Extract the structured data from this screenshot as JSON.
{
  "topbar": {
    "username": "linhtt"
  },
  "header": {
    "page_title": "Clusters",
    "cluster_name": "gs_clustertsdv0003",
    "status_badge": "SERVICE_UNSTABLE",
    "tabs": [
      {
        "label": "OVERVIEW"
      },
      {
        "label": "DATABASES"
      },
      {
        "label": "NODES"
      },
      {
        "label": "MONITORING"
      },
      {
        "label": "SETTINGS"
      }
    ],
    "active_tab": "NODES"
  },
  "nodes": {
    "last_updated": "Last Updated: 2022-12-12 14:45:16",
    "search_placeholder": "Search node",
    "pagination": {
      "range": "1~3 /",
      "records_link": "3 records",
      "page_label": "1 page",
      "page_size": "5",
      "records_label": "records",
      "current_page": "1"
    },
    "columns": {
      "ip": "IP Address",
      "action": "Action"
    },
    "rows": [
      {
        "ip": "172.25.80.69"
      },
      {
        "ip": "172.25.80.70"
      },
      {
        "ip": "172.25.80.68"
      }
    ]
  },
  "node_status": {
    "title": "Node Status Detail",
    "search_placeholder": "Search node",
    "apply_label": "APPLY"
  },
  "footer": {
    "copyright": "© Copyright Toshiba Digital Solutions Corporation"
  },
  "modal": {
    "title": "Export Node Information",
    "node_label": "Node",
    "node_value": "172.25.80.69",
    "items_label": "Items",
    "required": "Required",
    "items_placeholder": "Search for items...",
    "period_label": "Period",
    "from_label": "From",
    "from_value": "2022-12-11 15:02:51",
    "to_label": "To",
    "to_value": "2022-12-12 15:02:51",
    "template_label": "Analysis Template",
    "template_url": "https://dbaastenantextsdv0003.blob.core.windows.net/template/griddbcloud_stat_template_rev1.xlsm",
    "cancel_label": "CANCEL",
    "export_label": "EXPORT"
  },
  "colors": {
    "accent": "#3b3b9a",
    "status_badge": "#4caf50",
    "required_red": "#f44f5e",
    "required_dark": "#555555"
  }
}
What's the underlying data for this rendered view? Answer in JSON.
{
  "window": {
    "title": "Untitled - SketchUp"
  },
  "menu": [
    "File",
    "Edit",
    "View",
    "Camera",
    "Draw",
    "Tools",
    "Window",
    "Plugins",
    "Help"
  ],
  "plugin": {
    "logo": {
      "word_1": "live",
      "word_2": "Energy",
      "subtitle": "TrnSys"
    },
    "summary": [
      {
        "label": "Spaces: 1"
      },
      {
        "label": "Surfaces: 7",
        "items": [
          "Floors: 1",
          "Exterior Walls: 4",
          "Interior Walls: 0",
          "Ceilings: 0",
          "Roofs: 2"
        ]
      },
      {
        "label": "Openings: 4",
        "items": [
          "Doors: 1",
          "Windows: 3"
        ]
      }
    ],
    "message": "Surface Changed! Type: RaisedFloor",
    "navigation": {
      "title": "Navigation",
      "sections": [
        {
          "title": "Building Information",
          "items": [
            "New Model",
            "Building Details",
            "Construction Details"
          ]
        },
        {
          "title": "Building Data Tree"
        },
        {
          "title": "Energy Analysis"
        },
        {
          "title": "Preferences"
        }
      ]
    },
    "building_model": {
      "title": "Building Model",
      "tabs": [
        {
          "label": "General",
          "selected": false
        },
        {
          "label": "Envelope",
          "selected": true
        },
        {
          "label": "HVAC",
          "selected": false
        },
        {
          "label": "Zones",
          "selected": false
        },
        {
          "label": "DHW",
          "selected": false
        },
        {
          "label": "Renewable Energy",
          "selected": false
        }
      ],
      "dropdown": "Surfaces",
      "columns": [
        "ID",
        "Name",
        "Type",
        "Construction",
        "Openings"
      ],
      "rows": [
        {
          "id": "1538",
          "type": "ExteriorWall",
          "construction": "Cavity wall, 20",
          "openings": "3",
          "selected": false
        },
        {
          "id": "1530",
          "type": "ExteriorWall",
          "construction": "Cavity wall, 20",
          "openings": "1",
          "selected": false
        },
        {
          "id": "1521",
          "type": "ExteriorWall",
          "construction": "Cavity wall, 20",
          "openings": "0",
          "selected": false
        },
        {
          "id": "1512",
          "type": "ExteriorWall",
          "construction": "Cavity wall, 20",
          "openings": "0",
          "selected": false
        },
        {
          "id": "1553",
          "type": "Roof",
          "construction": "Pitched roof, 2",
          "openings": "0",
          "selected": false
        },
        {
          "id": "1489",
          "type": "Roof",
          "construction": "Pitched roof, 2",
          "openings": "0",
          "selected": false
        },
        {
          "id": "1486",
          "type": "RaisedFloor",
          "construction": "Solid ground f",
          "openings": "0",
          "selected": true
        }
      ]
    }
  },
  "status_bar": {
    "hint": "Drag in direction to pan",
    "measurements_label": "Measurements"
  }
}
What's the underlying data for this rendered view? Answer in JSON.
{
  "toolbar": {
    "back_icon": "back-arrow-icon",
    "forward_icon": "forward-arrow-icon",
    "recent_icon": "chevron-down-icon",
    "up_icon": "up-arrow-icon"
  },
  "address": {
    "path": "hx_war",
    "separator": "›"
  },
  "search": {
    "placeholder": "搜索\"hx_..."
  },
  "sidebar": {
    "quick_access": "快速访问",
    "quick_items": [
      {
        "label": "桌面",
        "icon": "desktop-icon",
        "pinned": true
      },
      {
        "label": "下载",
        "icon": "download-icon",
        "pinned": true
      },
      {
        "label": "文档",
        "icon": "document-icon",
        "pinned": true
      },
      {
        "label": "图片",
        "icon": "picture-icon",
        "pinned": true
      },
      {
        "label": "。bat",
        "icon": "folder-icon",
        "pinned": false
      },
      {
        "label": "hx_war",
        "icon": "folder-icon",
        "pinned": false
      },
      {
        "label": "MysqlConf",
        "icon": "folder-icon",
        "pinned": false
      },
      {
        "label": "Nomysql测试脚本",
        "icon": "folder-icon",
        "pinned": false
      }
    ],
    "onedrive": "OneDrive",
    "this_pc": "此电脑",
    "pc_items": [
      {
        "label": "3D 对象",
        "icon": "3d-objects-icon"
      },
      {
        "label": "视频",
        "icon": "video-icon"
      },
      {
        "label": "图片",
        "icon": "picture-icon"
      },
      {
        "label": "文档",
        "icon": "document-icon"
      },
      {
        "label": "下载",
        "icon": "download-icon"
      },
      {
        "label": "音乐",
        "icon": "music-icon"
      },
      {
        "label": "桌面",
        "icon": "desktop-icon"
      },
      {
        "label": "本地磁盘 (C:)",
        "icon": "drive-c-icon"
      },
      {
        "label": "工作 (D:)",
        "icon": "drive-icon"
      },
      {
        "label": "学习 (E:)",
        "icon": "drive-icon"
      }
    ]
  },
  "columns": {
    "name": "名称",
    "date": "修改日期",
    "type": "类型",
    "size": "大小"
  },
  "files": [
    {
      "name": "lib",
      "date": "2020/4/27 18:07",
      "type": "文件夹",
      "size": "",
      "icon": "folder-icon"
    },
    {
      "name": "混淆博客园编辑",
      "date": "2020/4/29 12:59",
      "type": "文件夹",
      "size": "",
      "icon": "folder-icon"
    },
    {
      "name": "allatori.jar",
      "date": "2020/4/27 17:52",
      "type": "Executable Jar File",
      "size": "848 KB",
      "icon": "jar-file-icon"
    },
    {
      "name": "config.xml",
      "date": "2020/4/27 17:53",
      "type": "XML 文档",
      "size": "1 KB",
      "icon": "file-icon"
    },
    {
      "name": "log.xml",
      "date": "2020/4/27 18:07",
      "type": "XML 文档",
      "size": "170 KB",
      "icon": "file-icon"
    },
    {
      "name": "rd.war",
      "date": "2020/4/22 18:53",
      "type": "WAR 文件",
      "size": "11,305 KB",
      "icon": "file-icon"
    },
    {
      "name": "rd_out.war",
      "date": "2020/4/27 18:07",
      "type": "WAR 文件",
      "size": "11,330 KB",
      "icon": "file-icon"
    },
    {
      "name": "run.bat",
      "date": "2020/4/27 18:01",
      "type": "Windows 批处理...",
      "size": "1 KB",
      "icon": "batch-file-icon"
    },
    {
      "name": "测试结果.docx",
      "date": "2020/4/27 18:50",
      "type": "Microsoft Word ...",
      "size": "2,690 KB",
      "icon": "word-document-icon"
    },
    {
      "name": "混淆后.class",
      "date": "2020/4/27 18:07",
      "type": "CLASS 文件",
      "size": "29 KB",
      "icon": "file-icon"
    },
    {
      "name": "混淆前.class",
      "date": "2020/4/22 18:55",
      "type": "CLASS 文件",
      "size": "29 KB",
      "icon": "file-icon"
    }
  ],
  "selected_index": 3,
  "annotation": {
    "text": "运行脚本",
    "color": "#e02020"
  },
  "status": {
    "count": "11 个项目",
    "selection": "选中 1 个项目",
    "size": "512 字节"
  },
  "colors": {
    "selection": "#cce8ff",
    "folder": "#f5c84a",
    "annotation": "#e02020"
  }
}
· · ·
▸ **What is expected**: In the entries above, find every line holding the word "Energy" and copy it out.

▸ **Output of the exercise**:
      "word_2": "Energy",
          "title": "Energy Analysis"
          "label": "Renewable Energy",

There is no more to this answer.